===== Working data =====
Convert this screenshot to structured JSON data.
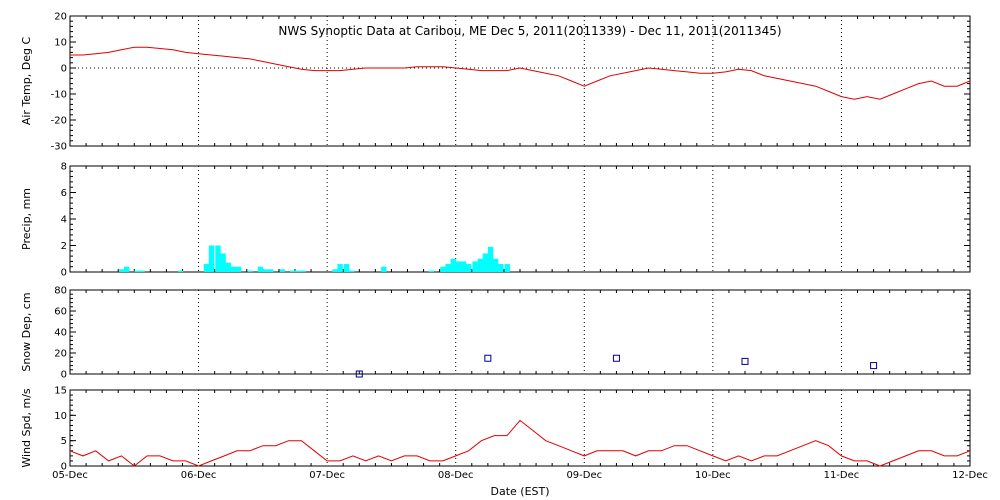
{
  "chart_data": [
    {
      "type": "line",
      "title": "NWS Synoptic Data at Caribou, ME   Dec  5, 2011(2011339) - Dec 11, 2011(2011345)",
      "ylabel": "Air Temp, Deg C",
      "ylim": [
        -30,
        20
      ],
      "yticks": [
        "20",
        "10",
        "0",
        "-10",
        "-20",
        "-30"
      ],
      "color": "#e00000",
      "x": [
        0,
        0.1,
        0.2,
        0.3,
        0.4,
        0.5,
        0.6,
        0.7,
        0.8,
        0.9,
        1.0,
        1.1,
        1.2,
        1.3,
        1.4,
        1.5,
        1.6,
        1.7,
        1.8,
        1.9,
        2.0,
        2.1,
        2.2,
        2.3,
        2.4,
        2.5,
        2.6,
        2.7,
        2.8,
        2.9,
        3.0,
        3.1,
        3.2,
        3.3,
        3.4,
        3.5,
        3.6,
        3.7,
        3.8,
        3.9,
        4.0,
        4.1,
        4.2,
        4.3,
        4.4,
        4.5,
        4.6,
        4.7,
        4.8,
        4.9,
        5.0,
        5.1,
        5.2,
        5.3,
        5.4,
        5.5,
        5.6,
        5.7,
        5.8,
        5.9,
        6.0,
        6.1,
        6.2,
        6.3,
        6.4,
        6.5,
        6.6,
        6.7,
        6.8,
        6.9,
        7.0
      ],
      "values": [
        5,
        5,
        5.5,
        6,
        7,
        8,
        8,
        7.5,
        7,
        6,
        5.5,
        5,
        4.5,
        4,
        3.5,
        2.5,
        1.5,
        0.5,
        -0.5,
        -1,
        -1,
        -1,
        -0.5,
        0,
        0,
        0,
        0,
        0.5,
        0.5,
        0.5,
        0,
        -0.5,
        -1,
        -1,
        -1,
        0,
        -1,
        -2,
        -3,
        -5,
        -7,
        -5,
        -3,
        -2,
        -1,
        0,
        -0.5,
        -1,
        -1.5,
        -2,
        -2,
        -1.5,
        -0.5,
        -1,
        -3,
        -4,
        -5,
        -6,
        -7,
        -9,
        -11,
        -12,
        -11,
        -12,
        -10,
        -8,
        -6,
        -5,
        -7,
        -7,
        -5
      ],
      "hline": 0
    },
    {
      "type": "bar",
      "ylabel": "Precip, mm",
      "ylim": [
        0,
        8
      ],
      "yticks": [
        "8",
        "6",
        "4",
        "2",
        "0"
      ],
      "color": "#00ffff",
      "bar_width": 0.0417,
      "x": [
        0.38,
        0.42,
        0.5,
        0.54,
        0.84,
        1.04,
        1.08,
        1.13,
        1.17,
        1.21,
        1.25,
        1.29,
        1.38,
        1.46,
        1.5,
        1.54,
        1.63,
        1.71,
        1.75,
        1.79,
        2.04,
        2.08,
        2.13,
        2.17,
        2.42,
        2.79,
        2.88,
        2.92,
        2.96,
        3.0,
        3.04,
        3.08,
        3.13,
        3.17,
        3.21,
        3.25,
        3.29,
        3.33,
        3.38
      ],
      "values": [
        0.2,
        0.4,
        0.1,
        0.1,
        0.1,
        0.6,
        2.0,
        2.0,
        1.4,
        0.7,
        0.4,
        0.4,
        0.1,
        0.4,
        0.2,
        0.2,
        0.2,
        0.1,
        0.1,
        0.1,
        0.2,
        0.6,
        0.6,
        0.1,
        0.4,
        0.1,
        0.4,
        0.6,
        1.0,
        0.8,
        0.8,
        0.6,
        0.8,
        1.0,
        1.4,
        1.9,
        1.0,
        0.6,
        0.6
      ]
    },
    {
      "type": "scatter",
      "ylabel": "Snow Dep, cm",
      "ylim": [
        0,
        80
      ],
      "yticks": [
        "80",
        "60",
        "40",
        "20",
        "0"
      ],
      "color": "#00008b",
      "x": [
        2.25,
        3.25,
        4.25,
        5.25,
        6.25
      ],
      "values": [
        0,
        15,
        15,
        12,
        8
      ]
    },
    {
      "type": "line",
      "ylabel": "Wind Spd, m/s",
      "xlabel": "Date (EST)",
      "ylim": [
        0,
        15
      ],
      "yticks": [
        "15",
        "10",
        "5",
        "0"
      ],
      "color": "#e00000",
      "x_tick_labels": [
        "05-Dec",
        "06-Dec",
        "07-Dec",
        "08-Dec",
        "09-Dec",
        "10-Dec",
        "11-Dec",
        "12-Dec"
      ],
      "x": [
        0,
        0.1,
        0.2,
        0.3,
        0.4,
        0.5,
        0.6,
        0.7,
        0.8,
        0.9,
        1.0,
        1.1,
        1.2,
        1.3,
        1.4,
        1.5,
        1.6,
        1.7,
        1.8,
        1.9,
        2.0,
        2.1,
        2.2,
        2.3,
        2.4,
        2.5,
        2.6,
        2.7,
        2.8,
        2.9,
        3.0,
        3.1,
        3.2,
        3.3,
        3.4,
        3.5,
        3.6,
        3.7,
        3.8,
        3.9,
        4.0,
        4.1,
        4.2,
        4.3,
        4.4,
        4.5,
        4.6,
        4.7,
        4.8,
        4.9,
        5.0,
        5.1,
        5.2,
        5.3,
        5.4,
        5.5,
        5.6,
        5.7,
        5.8,
        5.9,
        6.0,
        6.1,
        6.2,
        6.3,
        6.4,
        6.5,
        6.6,
        6.7,
        6.8,
        6.9,
        7.0
      ],
      "values": [
        3,
        2,
        3,
        1,
        2,
        0,
        2,
        2,
        1,
        1,
        0,
        1,
        2,
        3,
        3,
        4,
        4,
        5,
        5,
        3,
        1,
        1,
        2,
        1,
        2,
        1,
        2,
        2,
        1,
        1,
        2,
        3,
        5,
        6,
        6,
        9,
        7,
        5,
        4,
        3,
        2,
        3,
        3,
        3,
        2,
        3,
        3,
        4,
        4,
        3,
        2,
        1,
        2,
        1,
        2,
        2,
        3,
        4,
        5,
        4,
        2,
        1,
        1,
        0,
        1,
        2,
        3,
        3,
        2,
        2,
        3
      ]
    }
  ]
}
=====
▸ **What to work on**
Return the lines of the records that include the string "color".

▸ **Finished exercise**
      "color": "#e00000",
      "color": "#00ffff",
      "color": "#00008b",
      "color": "#e00000",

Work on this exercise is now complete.